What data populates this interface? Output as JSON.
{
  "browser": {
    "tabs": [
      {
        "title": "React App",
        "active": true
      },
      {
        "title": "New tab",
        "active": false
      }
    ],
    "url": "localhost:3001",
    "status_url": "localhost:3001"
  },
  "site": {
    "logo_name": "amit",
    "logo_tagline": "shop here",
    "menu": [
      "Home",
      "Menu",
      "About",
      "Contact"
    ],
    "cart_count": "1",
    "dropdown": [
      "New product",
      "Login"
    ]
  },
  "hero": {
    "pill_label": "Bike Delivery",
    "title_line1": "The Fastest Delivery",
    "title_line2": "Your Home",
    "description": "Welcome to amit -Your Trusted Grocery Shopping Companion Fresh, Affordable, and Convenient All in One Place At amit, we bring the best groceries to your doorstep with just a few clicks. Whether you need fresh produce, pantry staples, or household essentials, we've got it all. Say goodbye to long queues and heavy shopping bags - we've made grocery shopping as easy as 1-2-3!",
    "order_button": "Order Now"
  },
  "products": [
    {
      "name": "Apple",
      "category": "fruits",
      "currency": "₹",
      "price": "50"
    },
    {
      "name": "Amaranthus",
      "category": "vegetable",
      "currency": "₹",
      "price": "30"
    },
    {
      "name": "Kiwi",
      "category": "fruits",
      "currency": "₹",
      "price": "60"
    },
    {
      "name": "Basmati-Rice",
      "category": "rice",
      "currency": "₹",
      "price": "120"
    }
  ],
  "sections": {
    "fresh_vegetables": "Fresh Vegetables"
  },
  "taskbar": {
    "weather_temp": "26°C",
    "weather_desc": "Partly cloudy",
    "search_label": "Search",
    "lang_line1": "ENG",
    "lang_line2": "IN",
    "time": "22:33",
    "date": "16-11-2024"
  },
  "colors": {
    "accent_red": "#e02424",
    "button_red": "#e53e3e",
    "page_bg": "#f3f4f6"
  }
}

-------------------------

▸ **PROBLEM STATEMENT**
Transcribe the records above exactly as they appear.

▸ **EXERCISE RESPONSE**
What data populates this interface? Output as JSON.
{
  "browser": {
    "tabs": [
      {
        "title": "React App",
        "active": true
      },
      {
        "title": "New tab",
        "active": false
      }
    ],
    "url": "localhost:3001",
    "status_url": "localhost:3001"
  },
  "site": {
    "logo_name": "amit",
    "logo_tagline": "shop here",
    "menu": [
      "Home",
      "Menu",
      "About",
      "Contact"
    ],
    "cart_count": "1",
    "dropdown": [
      "New product",
      "Login"
    ]
  },
  "hero": {
    "pill_label": "Bike Delivery",
    "title_line1": "The Fastest Delivery",
    "title_line2": "Your Home",
    "description": "Welcome to amit -Your Trusted Grocery Shopping Companion Fresh, Affordable, and Convenient All in One Place At amit, we bring the best groceries to your doorstep with just a few clicks. Whether you need fresh produce, pantry staples, or household essentials, we've got it all. Say goodbye to long queues and heavy shopping bags - we've made grocery shopping as easy as 1-2-3!",
    "order_button": "Order Now"
  },
  "products": [
    {
      "name": "Apple",
      "category": "fruits",
      "currency": "₹",
      "price": "50"
    },
    {
      "name": "Amaranthus",
      "category": "vegetable",
      "currency": "₹",
      "price": "30"
    },
    {
      "name": "Kiwi",
      "category": "fruits",
      "currency": "₹",
      "price": "60"
    },
    {
      "name": "Basmati-Rice",
      "category": "rice",
      "currency": "₹",
      "price": "120"
    }
  ],
  "sections": {
    "fresh_vegetables": "Fresh Vegetables"
  },
  "taskbar": {
    "weather_temp": "26°C",
    "weather_desc": "Partly cloudy",
    "search_label": "Search",
    "lang_line1": "ENG",
    "lang_line2": "IN",
    "time": "22:33",
    "date": "16-11-2024"
  },
  "colors": {
    "accent_red": "#e02424",
    "button_red": "#e53e3e",
    "page_bg": "#f3f4f6"
  }
}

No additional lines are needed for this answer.